_Requirement_. Pick out every line of the entries below where "módszerei" occurs, and copy those lines.

_Task material_.
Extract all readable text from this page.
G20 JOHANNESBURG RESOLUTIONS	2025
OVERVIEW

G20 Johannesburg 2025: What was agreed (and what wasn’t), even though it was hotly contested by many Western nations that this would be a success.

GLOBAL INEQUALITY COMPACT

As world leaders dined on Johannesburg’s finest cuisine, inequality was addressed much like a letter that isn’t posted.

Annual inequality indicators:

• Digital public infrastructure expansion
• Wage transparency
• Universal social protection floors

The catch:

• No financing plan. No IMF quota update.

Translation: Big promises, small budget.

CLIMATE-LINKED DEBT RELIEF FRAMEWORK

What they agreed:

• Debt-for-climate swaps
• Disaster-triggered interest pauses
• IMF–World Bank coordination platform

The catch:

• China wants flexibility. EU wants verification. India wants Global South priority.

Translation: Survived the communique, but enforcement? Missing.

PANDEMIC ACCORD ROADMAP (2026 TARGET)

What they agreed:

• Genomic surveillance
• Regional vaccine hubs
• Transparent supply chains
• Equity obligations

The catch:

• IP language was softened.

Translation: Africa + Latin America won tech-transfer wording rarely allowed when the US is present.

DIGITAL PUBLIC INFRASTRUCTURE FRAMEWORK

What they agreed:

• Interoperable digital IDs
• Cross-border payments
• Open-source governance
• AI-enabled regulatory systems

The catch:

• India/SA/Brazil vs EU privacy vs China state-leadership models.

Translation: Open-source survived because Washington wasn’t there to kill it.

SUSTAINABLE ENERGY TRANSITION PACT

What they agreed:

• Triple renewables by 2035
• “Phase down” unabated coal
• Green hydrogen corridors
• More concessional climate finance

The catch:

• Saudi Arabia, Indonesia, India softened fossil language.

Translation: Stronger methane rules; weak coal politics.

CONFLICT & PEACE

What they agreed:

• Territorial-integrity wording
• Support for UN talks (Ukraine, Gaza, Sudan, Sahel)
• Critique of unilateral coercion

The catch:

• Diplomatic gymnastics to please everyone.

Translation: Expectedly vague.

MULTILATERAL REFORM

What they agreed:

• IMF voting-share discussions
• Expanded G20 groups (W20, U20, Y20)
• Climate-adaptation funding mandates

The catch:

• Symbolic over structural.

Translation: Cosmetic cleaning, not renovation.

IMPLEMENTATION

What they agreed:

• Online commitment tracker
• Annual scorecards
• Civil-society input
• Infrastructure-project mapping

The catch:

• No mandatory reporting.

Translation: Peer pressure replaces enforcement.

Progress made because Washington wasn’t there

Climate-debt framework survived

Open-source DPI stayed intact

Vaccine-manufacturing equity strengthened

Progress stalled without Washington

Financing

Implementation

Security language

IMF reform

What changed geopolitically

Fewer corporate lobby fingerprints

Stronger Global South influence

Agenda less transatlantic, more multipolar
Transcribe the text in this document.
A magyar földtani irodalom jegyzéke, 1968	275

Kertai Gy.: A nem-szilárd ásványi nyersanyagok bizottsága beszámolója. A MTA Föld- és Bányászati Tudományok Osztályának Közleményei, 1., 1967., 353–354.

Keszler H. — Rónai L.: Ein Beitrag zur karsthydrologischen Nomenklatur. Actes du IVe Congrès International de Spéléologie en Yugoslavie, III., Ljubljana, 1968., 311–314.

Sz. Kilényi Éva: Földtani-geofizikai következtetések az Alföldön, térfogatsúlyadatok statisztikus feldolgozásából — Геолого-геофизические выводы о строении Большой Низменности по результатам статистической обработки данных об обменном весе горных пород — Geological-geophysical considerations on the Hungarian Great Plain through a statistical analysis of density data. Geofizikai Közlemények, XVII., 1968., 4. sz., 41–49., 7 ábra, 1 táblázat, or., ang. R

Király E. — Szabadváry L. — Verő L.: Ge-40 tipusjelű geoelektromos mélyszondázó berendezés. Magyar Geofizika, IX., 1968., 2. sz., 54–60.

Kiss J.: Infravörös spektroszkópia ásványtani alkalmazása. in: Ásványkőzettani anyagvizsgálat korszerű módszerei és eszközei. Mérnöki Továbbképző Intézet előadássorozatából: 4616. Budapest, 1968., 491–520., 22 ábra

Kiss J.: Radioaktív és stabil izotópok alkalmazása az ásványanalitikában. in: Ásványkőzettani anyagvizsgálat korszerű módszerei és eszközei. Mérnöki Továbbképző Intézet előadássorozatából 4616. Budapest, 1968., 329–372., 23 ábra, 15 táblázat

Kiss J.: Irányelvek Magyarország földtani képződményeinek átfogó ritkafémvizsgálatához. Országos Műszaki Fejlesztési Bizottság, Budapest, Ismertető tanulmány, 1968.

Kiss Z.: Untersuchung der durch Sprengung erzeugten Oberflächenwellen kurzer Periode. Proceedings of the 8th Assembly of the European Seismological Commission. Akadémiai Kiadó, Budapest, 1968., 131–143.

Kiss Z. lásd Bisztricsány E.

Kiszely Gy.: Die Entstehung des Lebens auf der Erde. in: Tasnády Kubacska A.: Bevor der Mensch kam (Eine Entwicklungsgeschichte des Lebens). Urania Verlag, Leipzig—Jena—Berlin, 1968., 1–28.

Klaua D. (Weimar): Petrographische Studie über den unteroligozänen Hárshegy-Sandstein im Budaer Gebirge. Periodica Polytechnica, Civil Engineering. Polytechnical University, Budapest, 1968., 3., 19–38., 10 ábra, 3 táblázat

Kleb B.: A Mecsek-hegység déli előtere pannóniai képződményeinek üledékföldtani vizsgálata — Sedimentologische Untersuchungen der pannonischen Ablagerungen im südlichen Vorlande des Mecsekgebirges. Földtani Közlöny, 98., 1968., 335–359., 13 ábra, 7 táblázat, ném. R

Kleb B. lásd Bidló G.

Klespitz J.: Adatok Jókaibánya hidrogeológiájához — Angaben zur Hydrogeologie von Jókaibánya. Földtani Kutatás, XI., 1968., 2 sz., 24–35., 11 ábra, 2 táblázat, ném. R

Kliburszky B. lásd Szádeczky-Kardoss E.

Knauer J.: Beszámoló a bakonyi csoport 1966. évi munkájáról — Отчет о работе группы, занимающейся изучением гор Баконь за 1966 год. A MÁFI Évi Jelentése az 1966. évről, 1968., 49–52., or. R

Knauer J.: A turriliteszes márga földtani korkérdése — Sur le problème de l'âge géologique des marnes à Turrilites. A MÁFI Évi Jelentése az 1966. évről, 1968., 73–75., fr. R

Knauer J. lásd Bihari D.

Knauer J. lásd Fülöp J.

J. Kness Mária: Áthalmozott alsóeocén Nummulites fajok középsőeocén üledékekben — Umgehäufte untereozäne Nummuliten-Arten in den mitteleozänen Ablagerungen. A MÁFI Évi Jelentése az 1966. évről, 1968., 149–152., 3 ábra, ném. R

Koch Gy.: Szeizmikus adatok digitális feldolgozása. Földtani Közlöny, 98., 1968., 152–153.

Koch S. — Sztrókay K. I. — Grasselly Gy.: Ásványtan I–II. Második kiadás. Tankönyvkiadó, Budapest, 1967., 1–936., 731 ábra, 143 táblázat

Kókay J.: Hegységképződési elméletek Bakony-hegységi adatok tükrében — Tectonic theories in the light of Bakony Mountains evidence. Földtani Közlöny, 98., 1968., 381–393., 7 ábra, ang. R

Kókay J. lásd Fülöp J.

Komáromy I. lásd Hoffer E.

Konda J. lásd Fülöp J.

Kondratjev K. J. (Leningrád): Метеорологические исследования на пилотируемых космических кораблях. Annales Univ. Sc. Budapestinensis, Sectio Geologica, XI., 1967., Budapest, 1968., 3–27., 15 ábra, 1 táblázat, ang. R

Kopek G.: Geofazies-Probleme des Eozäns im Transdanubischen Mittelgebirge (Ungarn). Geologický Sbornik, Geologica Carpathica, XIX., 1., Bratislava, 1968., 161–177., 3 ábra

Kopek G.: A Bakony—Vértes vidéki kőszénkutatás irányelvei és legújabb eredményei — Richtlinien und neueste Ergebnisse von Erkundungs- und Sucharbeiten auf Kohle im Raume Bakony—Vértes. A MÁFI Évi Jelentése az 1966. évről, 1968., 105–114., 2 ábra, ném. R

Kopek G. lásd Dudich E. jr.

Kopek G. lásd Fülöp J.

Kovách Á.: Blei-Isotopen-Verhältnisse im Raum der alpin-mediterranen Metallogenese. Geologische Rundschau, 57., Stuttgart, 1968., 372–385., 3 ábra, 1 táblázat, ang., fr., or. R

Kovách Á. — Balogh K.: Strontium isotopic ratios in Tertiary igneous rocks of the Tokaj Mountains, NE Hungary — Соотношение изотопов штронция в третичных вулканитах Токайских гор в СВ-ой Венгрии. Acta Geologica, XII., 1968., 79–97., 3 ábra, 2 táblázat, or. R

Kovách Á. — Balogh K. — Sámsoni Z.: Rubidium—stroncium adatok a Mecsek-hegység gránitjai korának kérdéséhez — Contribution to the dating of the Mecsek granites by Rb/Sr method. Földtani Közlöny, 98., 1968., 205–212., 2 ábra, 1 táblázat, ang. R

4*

_Solution for this exercise_.
Kiss J.: Infravörös spektroszkópia ásványtani alkalmazása. in: Ásványkőzettani anyagvizsgálat korszerű módszerei és eszközei. Mérnöki Továbbképző Intézet előadássorozatából: 4616. Budapest, 1968., 491–520., 22 ábra
Kiss J.: Radioaktív és stabil izotópok alkalmazása az ásványanalitikában. in: Ásványkőzettani anyagvizsgálat korszerű módszerei és eszközei. Mérnöki Továbbképző Intézet előadássorozatából 4616. Budapest, 1968., 329–372., 23 ábra, 15 táblázat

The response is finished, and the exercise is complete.